**Description of the task:**
Return the listing below verbatim. Pictures do not belong in the copy.

===== Input =====

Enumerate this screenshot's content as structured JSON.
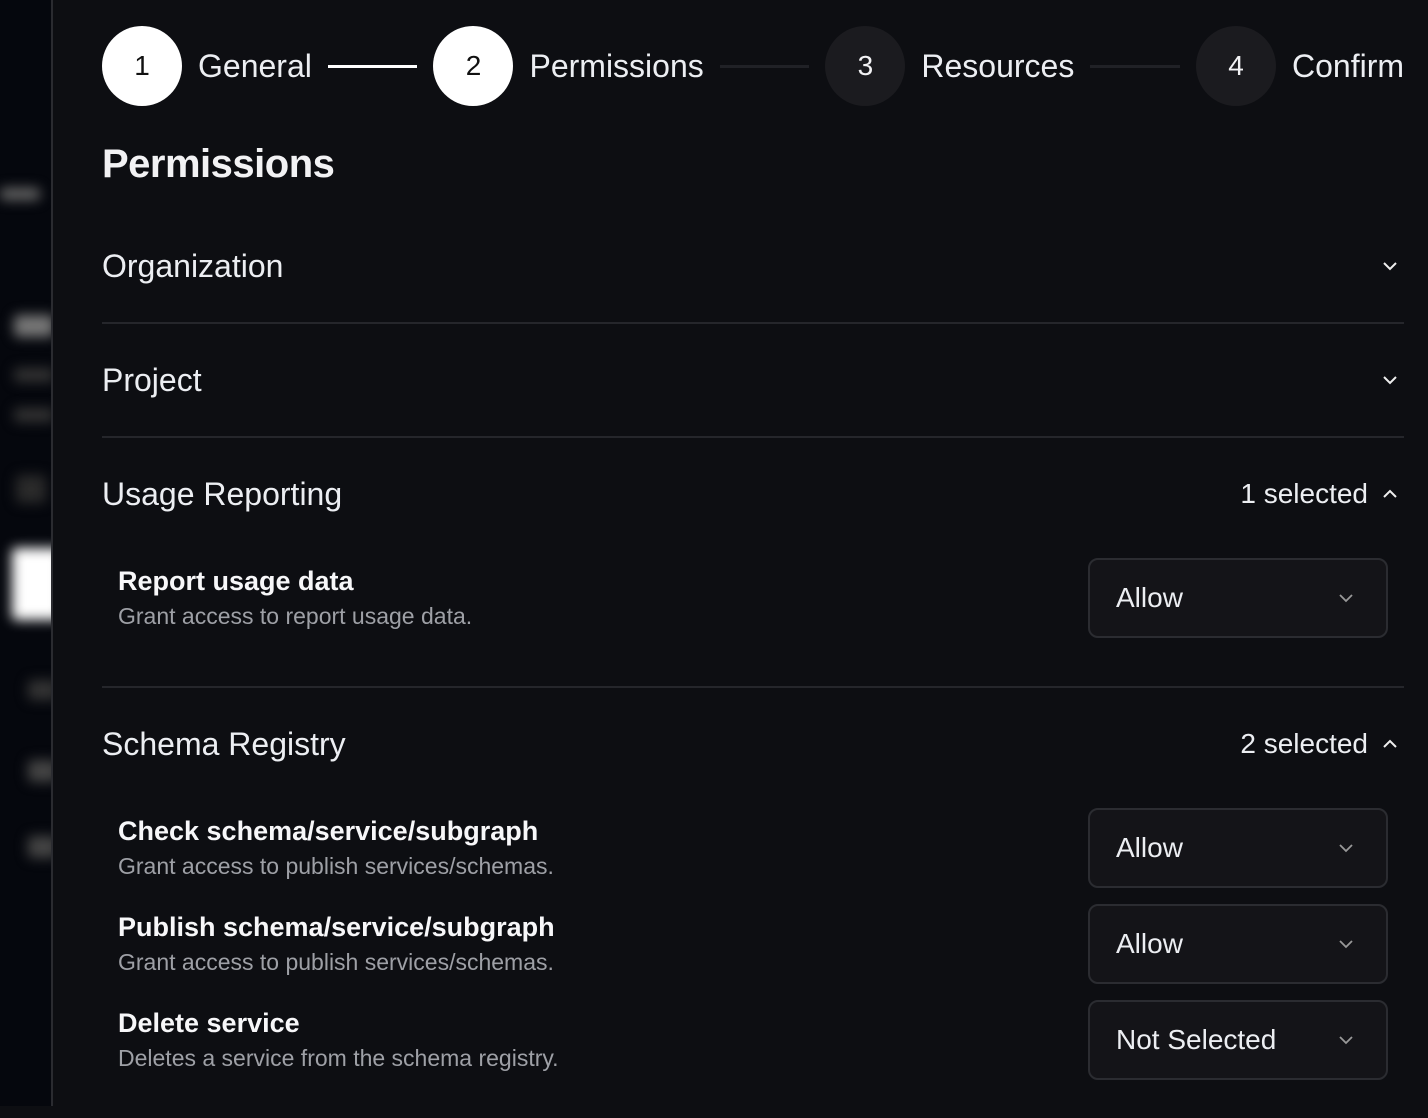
{
  "stepper": {
    "steps": [
      {
        "number": "1",
        "label": "General",
        "state": "complete"
      },
      {
        "number": "2",
        "label": "Permissions",
        "state": "active"
      },
      {
        "number": "3",
        "label": "Resources",
        "state": "upcoming"
      },
      {
        "number": "4",
        "label": "Confirm",
        "state": "upcoming"
      }
    ]
  },
  "page_title": "Permissions",
  "sections": [
    {
      "title": "Organization",
      "expanded": false
    },
    {
      "title": "Project",
      "expanded": false
    },
    {
      "title": "Usage Reporting",
      "expanded": true,
      "count": "1 selected",
      "permissions": [
        {
          "title": "Report usage data",
          "description": "Grant access to report usage data.",
          "value": "Allow"
        }
      ]
    },
    {
      "title": "Schema Registry",
      "expanded": true,
      "count": "2 selected",
      "permissions": [
        {
          "title": "Check schema/service/subgraph",
          "description": "Grant access to publish services/schemas.",
          "value": "Allow"
        },
        {
          "title": "Publish schema/service/subgraph",
          "description": "Grant access to publish services/schemas.",
          "value": "Allow"
        },
        {
          "title": "Delete service",
          "description": "Deletes a service from the schema registry.",
          "value": "Not Selected"
        }
      ]
    }
  ]
}
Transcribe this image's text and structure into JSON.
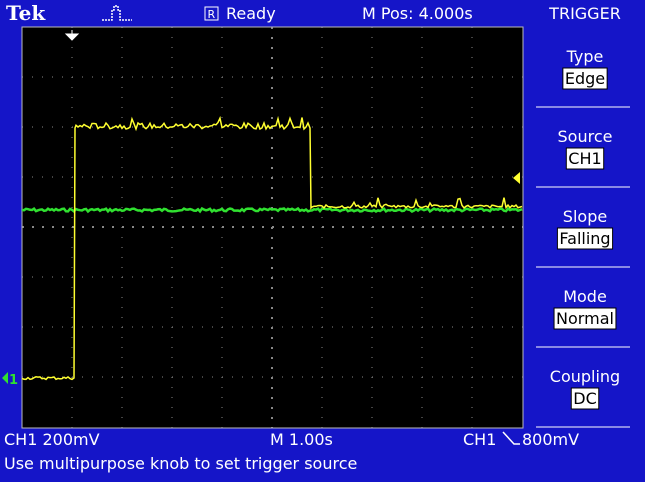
{
  "header": {
    "logo": "Tek",
    "status": "Ready",
    "position": "M Pos: 4.000s",
    "menu_title": "TRIGGER"
  },
  "menu": [
    {
      "label": "Type",
      "value": "Edge"
    },
    {
      "label": "Source",
      "value": "CH1"
    },
    {
      "label": "Slope",
      "value": "Falling"
    },
    {
      "label": "Mode",
      "value": "Normal"
    },
    {
      "label": "Coupling",
      "value": "DC"
    }
  ],
  "footer": {
    "channel": "CH1  200mV",
    "timebase": "M 1.00s",
    "trigger_source": "CH1",
    "trigger_level": "800mV",
    "message": "Use multipurpose knob to set trigger source"
  }
}
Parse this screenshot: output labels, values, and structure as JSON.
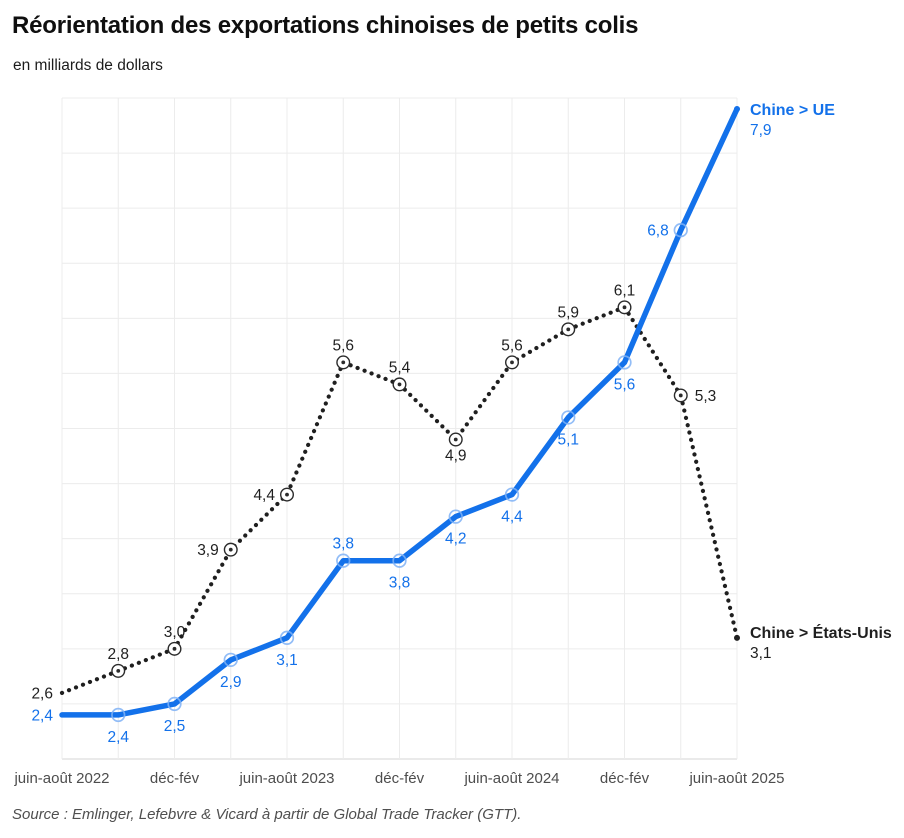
{
  "header": {
    "title": "Réorientation des exportations chinoises de petits colis",
    "subtitle": "en milliards de dollars"
  },
  "chart_data": {
    "type": "line",
    "title": "Réorientation des exportations chinoises de petits colis",
    "subtitle": "en milliards de dollars",
    "unit": "milliards de dollars",
    "n_points": 13,
    "x_ticks": [
      {
        "pos": 0,
        "label": "juin-août 2022"
      },
      {
        "pos": 2,
        "label": "déc-fév"
      },
      {
        "pos": 4,
        "label": "juin-août 2023"
      },
      {
        "pos": 6,
        "label": "déc-fév"
      },
      {
        "pos": 8,
        "label": "juin-août 2024"
      },
      {
        "pos": 10,
        "label": "déc-fév"
      },
      {
        "pos": 12,
        "label": "juin-août 2025"
      }
    ],
    "ylim": [
      2.0,
      8.0
    ],
    "grid_step": 0.5,
    "grid": true,
    "legend_position": "line-ends-right",
    "series": [
      {
        "name": "Chine > UE",
        "color": "#1371ea",
        "marker_ring_color": "#7fb2f6",
        "line_style": "solid",
        "values": [
          2.4,
          2.4,
          2.5,
          2.9,
          3.1,
          3.8,
          3.8,
          4.2,
          4.4,
          5.1,
          5.6,
          6.8,
          7.9
        ],
        "labels": [
          "2,4",
          "2,4",
          "2,5",
          "2,9",
          "3,1",
          "3,8",
          "3,8",
          "4,2",
          "4,4",
          "5,1",
          "5,6",
          "6,8",
          "7,9"
        ],
        "label_pos": [
          "left",
          "below",
          "below",
          "below",
          "below",
          "above",
          "below",
          "below",
          "below",
          "below",
          "below",
          "left",
          "end"
        ],
        "end_value_label": "7,9"
      },
      {
        "name": "Chine > États-Unis",
        "color": "#1f1f1f",
        "marker_ring_color": "#2b2b2b",
        "line_style": "dotted",
        "values": [
          2.6,
          2.8,
          3.0,
          3.9,
          4.4,
          5.6,
          5.4,
          4.9,
          5.6,
          5.9,
          6.1,
          5.3,
          3.1
        ],
        "labels": [
          "2,6",
          "2,8",
          "3,0",
          "3,9",
          "4,4",
          "5,6",
          "5,4",
          "4,9",
          "5,6",
          "5,9",
          "6,1",
          "5,3",
          "3,1"
        ],
        "label_pos": [
          "left",
          "above",
          "above",
          "left",
          "left",
          "above",
          "above",
          "below",
          "above",
          "above",
          "above",
          "right",
          "end"
        ],
        "end_value_label": "3,1"
      }
    ],
    "colors": {
      "grid": "#ececec",
      "axis": "#d6d6d6",
      "tick_label": "#4d4d4d"
    }
  },
  "footer": {
    "source": "Source : Emlinger, Lefebvre & Vicard à partir de Global Trade Tracker (GTT)."
  }
}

=====

**Reply to the exercise:**
Enumerate this screenshot's content as structured JSON.
{
  "stepper": {
    "steps": [
      {
        "number": "1",
        "label": "General",
        "state": "complete"
      },
      {
        "number": "2",
        "label": "Permissions",
        "state": "active"
      },
      {
        "number": "3",
        "label": "Resources",
        "state": "upcoming"
      },
      {
        "number": "4",
        "label": "Confirm",
        "state": "upcoming"
      }
    ]
  },
  "page_title": "Permissions",
  "sections": [
    {
      "title": "Organization",
      "expanded": false
    },
    {
      "title": "Project",
      "expanded": false
    },
    {
      "title": "Usage Reporting",
      "expanded": true,
      "count": "1 selected",
      "permissions": [
        {
          "title": "Report usage data",
          "description": "Grant access to report usage data.",
          "value": "Allow"
        }
      ]
    },
    {
      "title": "Schema Registry",
      "expanded": true,
      "count": "2 selected",
      "permissions": [
        {
          "title": "Check schema/service/subgraph",
          "description": "Grant access to publish services/schemas.",
          "value": "Allow"
        },
        {
          "title": "Publish schema/service/subgraph",
          "description": "Grant access to publish services/schemas.",
          "value": "Allow"
        },
        {
          "title": "Delete service",
          "description": "Deletes a service from the schema registry.",
          "value": "Not Selected"
        }
      ]
    }
  ]
}
Transcribe this image's text and structure into JSON.
{
  "header": {
    "logo": "Tek",
    "status": "Ready",
    "position": "M Pos: 4.000s",
    "menu_title": "TRIGGER"
  },
  "menu": [
    {
      "label": "Type",
      "value": "Edge"
    },
    {
      "label": "Source",
      "value": "CH1"
    },
    {
      "label": "Slope",
      "value": "Falling"
    },
    {
      "label": "Mode",
      "value": "Normal"
    },
    {
      "label": "Coupling",
      "value": "DC"
    }
  ],
  "footer": {
    "channel": "CH1  200mV",
    "timebase": "M 1.00s",
    "trigger_source": "CH1",
    "trigger_level": "800mV",
    "message": "Use multipurpose knob to set trigger source"
  }
}
Parse this screenshot: output labels, values, and structure as JSON.
{
  "header": {
    "title": "Réorientation des exportations chinoises de petits colis",
    "subtitle": "en milliards de dollars"
  },
  "chart_data": {
    "type": "line",
    "title": "Réorientation des exportations chinoises de petits colis",
    "subtitle": "en milliards de dollars",
    "unit": "milliards de dollars",
    "n_points": 13,
    "x_ticks": [
      {
        "pos": 0,
        "label": "juin-août 2022"
      },
      {
        "pos": 2,
        "label": "déc-fév"
      },
      {
        "pos": 4,
        "label": "juin-août 2023"
      },
      {
        "pos": 6,
        "label": "déc-fév"
      },
      {
        "pos": 8,
        "label": "juin-août 2024"
      },
      {
        "pos": 10,
        "label": "déc-fév"
      },
      {
        "pos": 12,
        "label": "juin-août 2025"
      }
    ],
    "ylim": [
      2.0,
      8.0
    ],
    "grid_step": 0.5,
    "grid": true,
    "legend_position": "line-ends-right",
    "series": [
      {
        "name": "Chine > UE",
        "color": "#1371ea",
        "marker_ring_color": "#7fb2f6",
        "line_style": "solid",
        "values": [
          2.4,
          2.4,
          2.5,
          2.9,
          3.1,
          3.8,
          3.8,
          4.2,
          4.4,
          5.1,
          5.6,
          6.8,
          7.9
        ],
        "labels": [
          "2,4",
          "2,4",
          "2,5",
          "2,9",
          "3,1",
          "3,8",
          "3,8",
          "4,2",
          "4,4",
          "5,1",
          "5,6",
          "6,8",
          "7,9"
        ],
        "label_pos": [
          "left",
          "below",
          "below",
          "below",
          "below",
          "above",
          "below",
          "below",
          "below",
          "below",
          "below",
          "left",
          "end"
        ],
        "end_value_label": "7,9"
      },
      {
        "name": "Chine > États-Unis",
        "color": "#1f1f1f",
        "marker_ring_color": "#2b2b2b",
        "line_style": "dotted",
        "values": [
          2.6,
          2.8,
          3.0,
          3.9,
          4.4,
          5.6,
          5.4,
          4.9,
          5.6,
          5.9,
          6.1,
          5.3,
          3.1
        ],
        "labels": [
          "2,6",
          "2,8",
          "3,0",
          "3,9",
          "4,4",
          "5,6",
          "5,4",
          "4,9",
          "5,6",
          "5,9",
          "6,1",
          "5,3",
          "3,1"
        ],
        "label_pos": [
          "left",
          "above",
          "above",
          "left",
          "left",
          "above",
          "above",
          "below",
          "above",
          "above",
          "above",
          "right",
          "end"
        ],
        "end_value_label": "3,1"
      }
    ],
    "colors": {
      "grid": "#ececec",
      "axis": "#d6d6d6",
      "tick_label": "#4d4d4d"
    }
  },
  "footer": {
    "source": "Source : Emlinger, Lefebvre & Vicard à partir de Global Trade Tracker (GTT)."
  }
}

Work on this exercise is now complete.